Recorded data:
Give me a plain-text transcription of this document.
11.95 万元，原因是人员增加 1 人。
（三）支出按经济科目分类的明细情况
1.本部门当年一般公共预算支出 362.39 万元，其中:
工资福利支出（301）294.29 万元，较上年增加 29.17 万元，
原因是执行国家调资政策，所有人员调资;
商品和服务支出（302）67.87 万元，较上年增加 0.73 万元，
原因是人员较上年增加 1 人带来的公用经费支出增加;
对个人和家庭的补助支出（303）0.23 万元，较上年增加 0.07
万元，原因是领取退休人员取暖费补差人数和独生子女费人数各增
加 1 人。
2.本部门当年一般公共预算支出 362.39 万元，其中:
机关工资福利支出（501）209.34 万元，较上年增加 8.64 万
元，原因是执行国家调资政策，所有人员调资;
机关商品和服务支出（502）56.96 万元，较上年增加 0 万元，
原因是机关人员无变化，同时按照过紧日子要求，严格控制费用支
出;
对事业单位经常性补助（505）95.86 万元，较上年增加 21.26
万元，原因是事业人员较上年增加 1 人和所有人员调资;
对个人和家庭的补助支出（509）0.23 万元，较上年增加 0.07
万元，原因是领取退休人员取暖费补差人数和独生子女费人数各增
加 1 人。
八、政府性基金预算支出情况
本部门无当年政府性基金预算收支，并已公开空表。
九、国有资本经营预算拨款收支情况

*What is being asked*: Reproduce the data in its entirety, matching each character.

*Task response*:
Give me a plain-text transcription of this document.
11.95 万元，原因是人员增加 1 人。
（三）支出按经济科目分类的明细情况
1.本部门当年一般公共预算支出 362.39 万元，其中:
工资福利支出（301）294.29 万元，较上年增加 29.17 万元，
原因是执行国家调资政策，所有人员调资;
商品和服务支出（302）67.87 万元，较上年增加 0.73 万元，
原因是人员较上年增加 1 人带来的公用经费支出增加;
对个人和家庭的补助支出（303）0.23 万元，较上年增加 0.07
万元，原因是领取退休人员取暖费补差人数和独生子女费人数各增
加 1 人。
2.本部门当年一般公共预算支出 362.39 万元，其中:
机关工资福利支出（501）209.34 万元，较上年增加 8.64 万
元，原因是执行国家调资政策，所有人员调资;
机关商品和服务支出（502）56.96 万元，较上年增加 0 万元，
原因是机关人员无变化，同时按照过紧日子要求，严格控制费用支
出;
对事业单位经常性补助（505）95.86 万元，较上年增加 21.26
万元，原因是事业人员较上年增加 1 人和所有人员调资;
对个人和家庭的补助支出（509）0.23 万元，较上年增加 0.07
万元，原因是领取退休人员取暖费补差人数和独生子女费人数各增
加 1 人。
八、政府性基金预算支出情况
本部门无当年政府性基金预算收支，并已公开空表。
九、国有资本经营预算拨款收支情况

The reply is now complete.